Return the forum thread below about brightening up a drab room word for word, in full.

__Document excerpt__.
-- BEGIN --
# Decorating this room?



## firsttimeremode (Jul 19, 2012)

How can i change this room so that its not so drab and blah?
I can paint, or add different curtains, or whatever. It will be furnished with a full-size bed, a black and silver computer desk, and the dresser visible in the one corner will be painted red and put in the right-hand corner. the carpet will be changed out for cordova cherry laminate and the window glass will be replaced


----------



## Trav'sgirl (Sep 7, 2012)

How do you feel about taking out that paneling?? If this were my room that would be the first thing to go. A word of caution though... once you start ripping wall coverings off, you might be surprised at what you find underneath. For your sake, hopefully some good drywall. If so, do some patching, then pick out a color that pops and paint! If taking out the paneling is not an option for you, for whatever reason, then get some really good paint and primer and paint right over it. But you WILL need a good primer and at least a couple coats of paint. You don't want any of the dark color to leak through.
-- END --
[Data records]
-- BEGIN --
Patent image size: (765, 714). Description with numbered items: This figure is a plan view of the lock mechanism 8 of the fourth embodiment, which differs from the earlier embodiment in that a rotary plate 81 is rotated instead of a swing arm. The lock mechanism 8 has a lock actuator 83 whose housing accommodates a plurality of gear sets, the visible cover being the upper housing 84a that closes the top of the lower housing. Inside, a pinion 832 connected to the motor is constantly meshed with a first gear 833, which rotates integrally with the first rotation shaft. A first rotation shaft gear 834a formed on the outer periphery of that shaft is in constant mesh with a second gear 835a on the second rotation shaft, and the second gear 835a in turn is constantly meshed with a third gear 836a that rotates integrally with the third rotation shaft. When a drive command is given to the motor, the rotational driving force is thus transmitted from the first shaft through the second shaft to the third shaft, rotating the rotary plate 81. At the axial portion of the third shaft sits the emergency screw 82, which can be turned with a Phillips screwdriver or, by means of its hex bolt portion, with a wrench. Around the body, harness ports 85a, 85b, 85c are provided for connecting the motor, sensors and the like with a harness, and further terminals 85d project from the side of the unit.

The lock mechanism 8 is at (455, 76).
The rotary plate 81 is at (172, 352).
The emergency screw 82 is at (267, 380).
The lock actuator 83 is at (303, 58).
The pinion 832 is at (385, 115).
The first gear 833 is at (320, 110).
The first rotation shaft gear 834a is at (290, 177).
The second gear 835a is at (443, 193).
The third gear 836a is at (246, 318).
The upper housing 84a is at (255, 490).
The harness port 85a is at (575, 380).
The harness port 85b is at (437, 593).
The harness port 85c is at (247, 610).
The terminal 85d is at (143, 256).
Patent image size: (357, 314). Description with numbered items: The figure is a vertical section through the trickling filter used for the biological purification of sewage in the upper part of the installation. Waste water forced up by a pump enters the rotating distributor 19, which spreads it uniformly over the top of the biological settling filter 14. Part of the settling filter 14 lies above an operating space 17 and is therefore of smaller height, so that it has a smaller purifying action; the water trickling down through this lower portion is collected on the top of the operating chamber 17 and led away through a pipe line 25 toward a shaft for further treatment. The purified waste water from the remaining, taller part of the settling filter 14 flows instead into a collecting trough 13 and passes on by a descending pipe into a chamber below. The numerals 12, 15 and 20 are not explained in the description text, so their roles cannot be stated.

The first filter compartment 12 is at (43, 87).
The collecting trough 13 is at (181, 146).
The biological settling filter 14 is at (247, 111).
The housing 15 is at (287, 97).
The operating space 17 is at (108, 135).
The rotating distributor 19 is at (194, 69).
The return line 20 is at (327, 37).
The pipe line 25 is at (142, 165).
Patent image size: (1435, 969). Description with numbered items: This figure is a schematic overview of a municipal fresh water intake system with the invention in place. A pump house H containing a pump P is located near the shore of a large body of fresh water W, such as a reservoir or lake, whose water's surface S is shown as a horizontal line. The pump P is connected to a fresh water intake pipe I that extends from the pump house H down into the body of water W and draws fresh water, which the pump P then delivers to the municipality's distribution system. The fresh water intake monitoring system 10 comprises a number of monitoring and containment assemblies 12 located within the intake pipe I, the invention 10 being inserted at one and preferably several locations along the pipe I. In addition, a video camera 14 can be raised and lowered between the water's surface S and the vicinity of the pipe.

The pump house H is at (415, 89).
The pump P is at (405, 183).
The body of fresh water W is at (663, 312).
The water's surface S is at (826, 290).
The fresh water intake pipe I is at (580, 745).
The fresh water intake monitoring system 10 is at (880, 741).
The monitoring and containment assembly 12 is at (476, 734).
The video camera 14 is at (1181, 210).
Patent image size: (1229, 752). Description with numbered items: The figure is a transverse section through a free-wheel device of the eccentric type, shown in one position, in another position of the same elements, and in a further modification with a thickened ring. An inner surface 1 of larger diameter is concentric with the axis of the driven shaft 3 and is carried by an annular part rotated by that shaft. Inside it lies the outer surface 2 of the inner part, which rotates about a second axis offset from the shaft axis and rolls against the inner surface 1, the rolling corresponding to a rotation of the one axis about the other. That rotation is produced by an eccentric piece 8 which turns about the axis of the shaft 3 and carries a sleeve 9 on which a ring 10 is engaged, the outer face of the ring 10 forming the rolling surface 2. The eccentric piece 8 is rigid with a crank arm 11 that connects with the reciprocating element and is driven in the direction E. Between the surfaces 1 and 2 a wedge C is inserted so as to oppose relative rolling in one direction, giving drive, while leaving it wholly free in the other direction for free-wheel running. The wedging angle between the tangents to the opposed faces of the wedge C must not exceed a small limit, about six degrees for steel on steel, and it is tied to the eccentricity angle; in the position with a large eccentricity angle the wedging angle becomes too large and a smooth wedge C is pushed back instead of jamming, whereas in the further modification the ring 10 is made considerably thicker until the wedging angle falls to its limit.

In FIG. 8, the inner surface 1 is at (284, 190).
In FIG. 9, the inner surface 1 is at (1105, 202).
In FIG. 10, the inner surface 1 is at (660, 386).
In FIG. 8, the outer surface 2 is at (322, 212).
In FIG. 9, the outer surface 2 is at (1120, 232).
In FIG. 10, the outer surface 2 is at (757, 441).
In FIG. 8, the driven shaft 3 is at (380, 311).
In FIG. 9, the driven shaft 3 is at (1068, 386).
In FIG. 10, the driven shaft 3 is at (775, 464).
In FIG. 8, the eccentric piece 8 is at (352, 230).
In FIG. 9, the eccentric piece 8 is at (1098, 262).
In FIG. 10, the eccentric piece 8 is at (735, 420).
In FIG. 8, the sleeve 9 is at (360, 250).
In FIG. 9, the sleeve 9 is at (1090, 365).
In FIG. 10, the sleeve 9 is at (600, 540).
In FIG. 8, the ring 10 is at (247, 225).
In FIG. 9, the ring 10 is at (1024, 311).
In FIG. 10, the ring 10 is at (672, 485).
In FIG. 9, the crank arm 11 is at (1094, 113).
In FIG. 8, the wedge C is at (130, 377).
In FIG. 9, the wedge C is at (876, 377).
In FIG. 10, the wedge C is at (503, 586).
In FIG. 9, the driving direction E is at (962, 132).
-- END --
__Exercise solution__.
# Decorating this room?



## firsttimeremode (Jul 19, 2012)

How can i change this room so that its not so drab and blah?
I can paint, or add different curtains, or whatever. It will be furnished with a full-size bed, a black and silver computer desk, and the dresser visible in the one corner will be painted red and put in the right-hand corner. the carpet will be changed out for cordova cherry laminate and the window glass will be replaced


----------



## Trav'sgirl (Sep 7, 2012)

How do you feel about taking out that paneling?? If this were my room that would be the first thing to go. A word of caution though... once you start ripping wall coverings off, you might be surprised at what you find underneath. For your sake, hopefully some good drywall. If so, do some patching, then pick out a color that pops and paint! If taking out the paneling is not an option for you, for whatever reason, then get some really good paint and primer and paint right over it. But you WILL need a good primer and at least a couple coats of paint. You don't want any of the dark color to leak through.